Instructions for the task »
Transcribe word for word each line from the one containing "Output a JSON" to the final line of the data, both included. Skip the pictures.
## Start Material supplied
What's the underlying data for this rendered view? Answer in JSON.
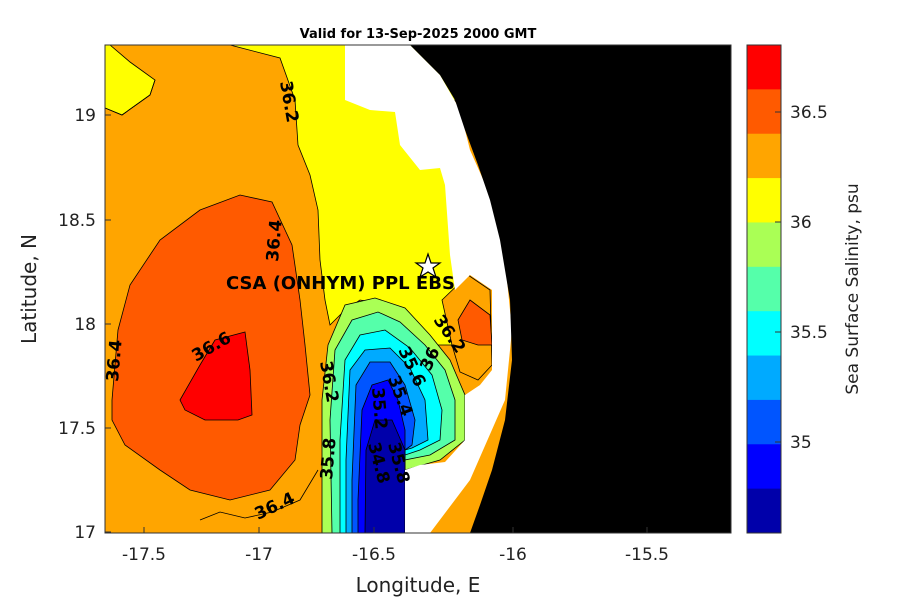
{
  "title": "Valid for 13-Sep-2025 2000 GMT",
  "x_axis": {
    "label": "Longitude, E",
    "ticks": [
      "-17.5",
      "-17",
      "-16.5",
      "-16",
      "-15.5"
    ]
  },
  "y_axis": {
    "label": "Latitude, N",
    "ticks": [
      "19",
      "18.5",
      "18",
      "17.5",
      "17"
    ]
  },
  "colorbar": {
    "label": "Sea Surface Salinity, psu",
    "ticks": [
      "36.5",
      "36",
      "35.5",
      "35"
    ],
    "levels": [
      {
        "value": "36.8",
        "color": "#ff0000"
      },
      {
        "value": "36.6",
        "color": "#ff5a00"
      },
      {
        "value": "36.4",
        "color": "#ffa500"
      },
      {
        "value": "36.2",
        "color": "#ffff00"
      },
      {
        "value": "36.0",
        "color": "#aaff55"
      },
      {
        "value": "35.8",
        "color": "#55ffaa"
      },
      {
        "value": "35.6",
        "color": "#00ffff"
      },
      {
        "value": "35.4",
        "color": "#00aaff"
      },
      {
        "value": "35.2",
        "color": "#0055ff"
      },
      {
        "value": "35.0",
        "color": "#0000ff"
      },
      {
        "value": "34.8",
        "color": "#0000aa"
      }
    ]
  },
  "contour_labels": [
    "36.2",
    "36.4",
    "36.6",
    "36.4",
    "36.2",
    "36.4",
    "36.2",
    "36",
    "35.6",
    "35.4",
    "35.2",
    "35.8",
    "34.8",
    "35.8"
  ],
  "site": {
    "label": "CSA (ONHYM) PPL EBS",
    "marker": "star-icon"
  },
  "land_color": "#000000"
}
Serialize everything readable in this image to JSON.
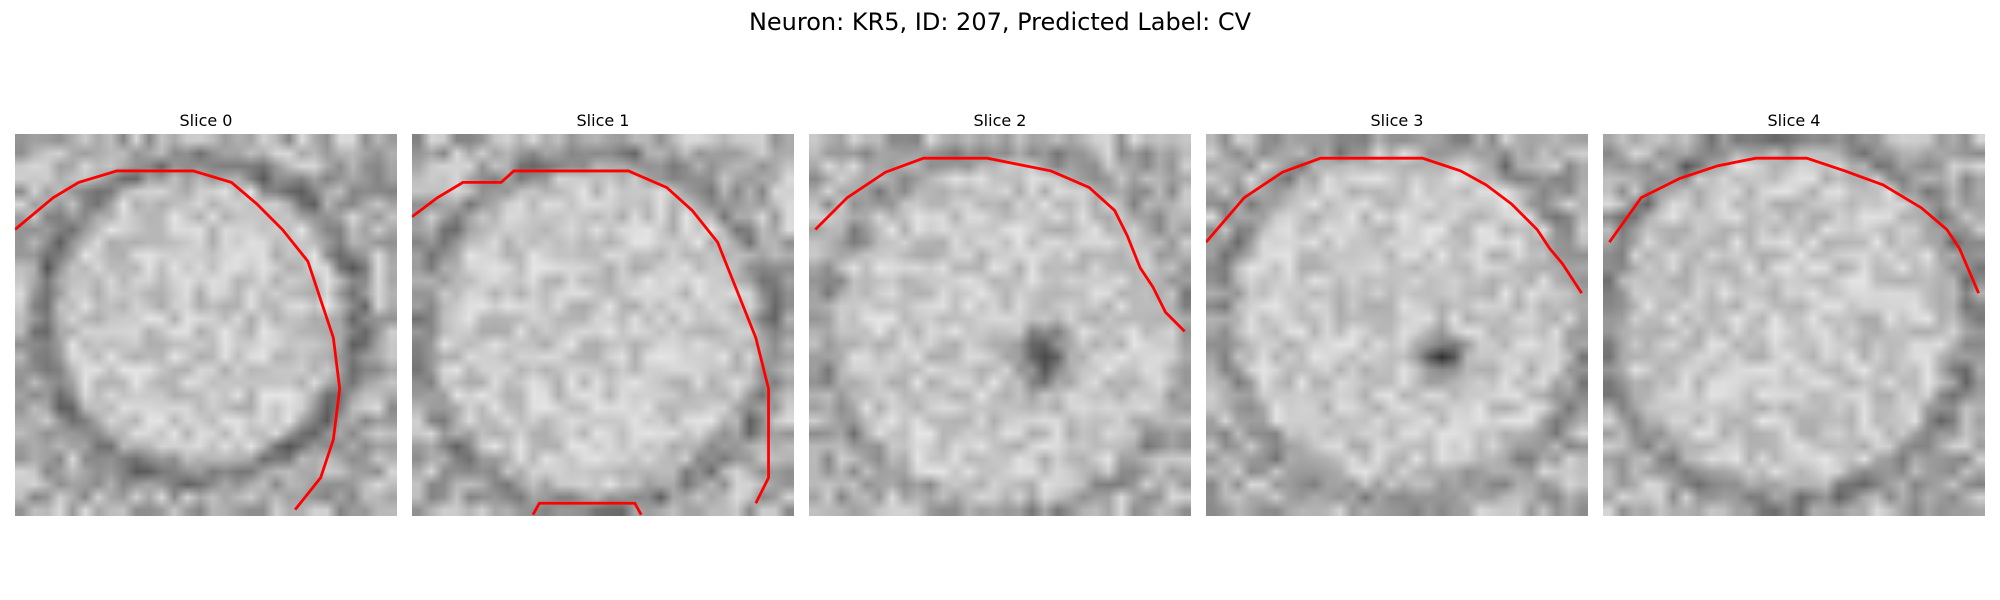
{
  "figure": {
    "title": "Neuron: KR5, ID: 207, Predicted Label: CV",
    "contour_color": "#ff0000",
    "colormap": "grayscale",
    "axes_visible": false
  },
  "panels": [
    {
      "title": "Slice 0",
      "image": "grayscale-em-patch"
    },
    {
      "title": "Slice 1",
      "image": "grayscale-em-patch"
    },
    {
      "title": "Slice 2",
      "image": "grayscale-em-patch"
    },
    {
      "title": "Slice 3",
      "image": "grayscale-em-patch"
    },
    {
      "title": "Slice 4",
      "image": "grayscale-em-patch"
    }
  ]
}
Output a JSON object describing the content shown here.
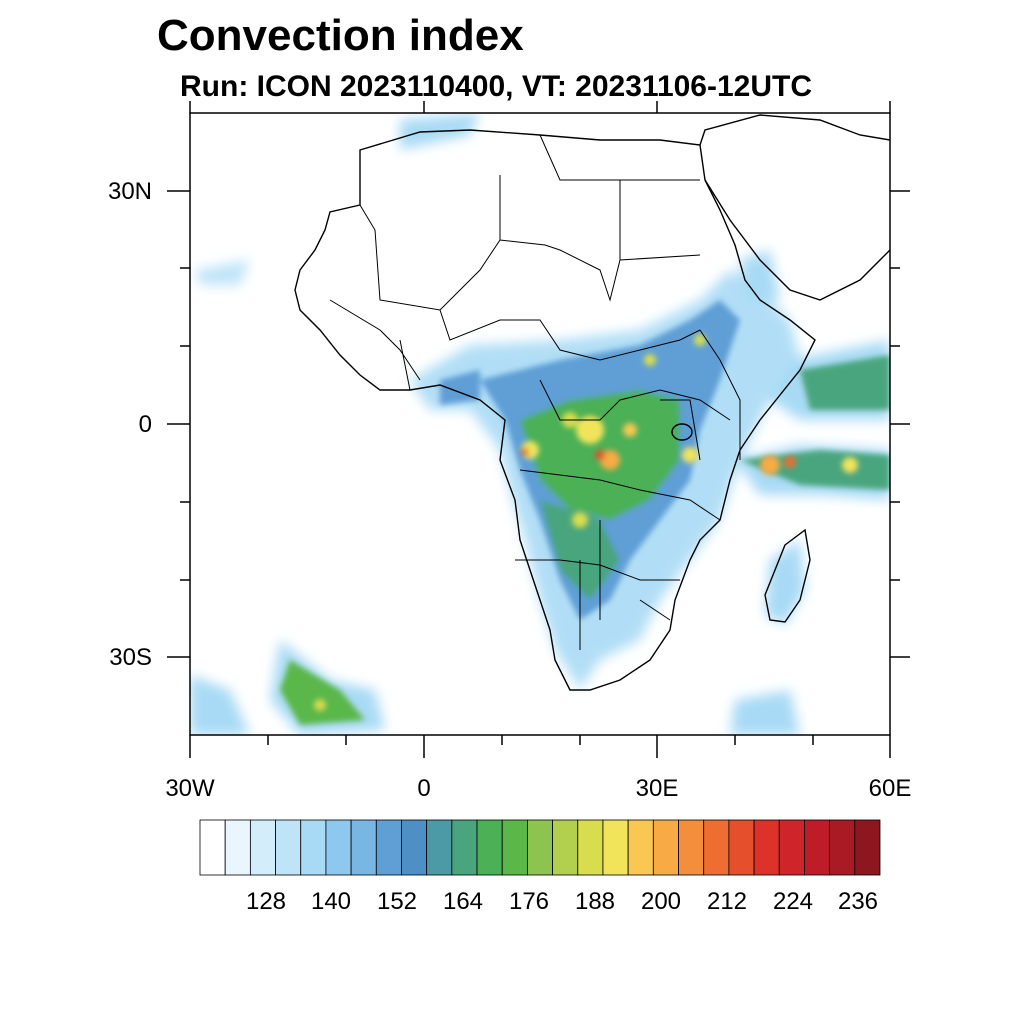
{
  "title": "Convection index",
  "subtitle": "Run: ICON 2023110400,  VT: 20231106-12UTC",
  "map": {
    "region": "Africa",
    "lon_range": [
      -30,
      60
    ],
    "lat_range": [
      -40,
      40
    ],
    "y_ticks": [
      "30N",
      "0",
      "30S"
    ],
    "x_ticks": [
      "30W",
      "0",
      "30E",
      "60E"
    ]
  },
  "colorbar": {
    "labels": [
      "128",
      "140",
      "152",
      "164",
      "176",
      "188",
      "200",
      "212",
      "224",
      "236"
    ],
    "colors": [
      "#ffffff",
      "#eaf6fd",
      "#d3edfa",
      "#bfe4f8",
      "#a8daf5",
      "#8ec8ee",
      "#78b6e4",
      "#5f9fd6",
      "#4e8fc6",
      "#4b9aa6",
      "#4aa57e",
      "#4bb056",
      "#5ab748",
      "#8cc44f",
      "#b3cf4e",
      "#d8dd4e",
      "#f2e45a",
      "#f9c852",
      "#f8ab45",
      "#f48d3c",
      "#ee6d31",
      "#e54f2b",
      "#dc3229",
      "#cf2429",
      "#bd1c28",
      "#a91a24",
      "#8e171f"
    ]
  }
}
## End Material supplied
Task answer »
Output a JSON object describing the content shown here.
{
  "title": "Convection index",
  "subtitle": "Run: ICON 2023110400,  VT: 20231106-12UTC",
  "map": {
    "region": "Africa",
    "lon_range": [
      -30,
      60
    ],
    "lat_range": [
      -40,
      40
    ],
    "y_ticks": [
      "30N",
      "0",
      "30S"
    ],
    "x_ticks": [
      "30W",
      "0",
      "30E",
      "60E"
    ]
  },
  "colorbar": {
    "labels": [
      "128",
      "140",
      "152",
      "164",
      "176",
      "188",
      "200",
      "212",
      "224",
      "236"
    ],
    "colors": [
      "#ffffff",
      "#eaf6fd",
      "#d3edfa",
      "#bfe4f8",
      "#a8daf5",
      "#8ec8ee",
      "#78b6e4",
      "#5f9fd6",
      "#4e8fc6",
      "#4b9aa6",
      "#4aa57e",
      "#4bb056",
      "#5ab748",
      "#8cc44f",
      "#b3cf4e",
      "#d8dd4e",
      "#f2e45a",
      "#f9c852",
      "#f8ab45",
      "#f48d3c",
      "#ee6d31",
      "#e54f2b",
      "#dc3229",
      "#cf2429",
      "#bd1c28",
      "#a91a24",
      "#8e171f"
    ]
  }
}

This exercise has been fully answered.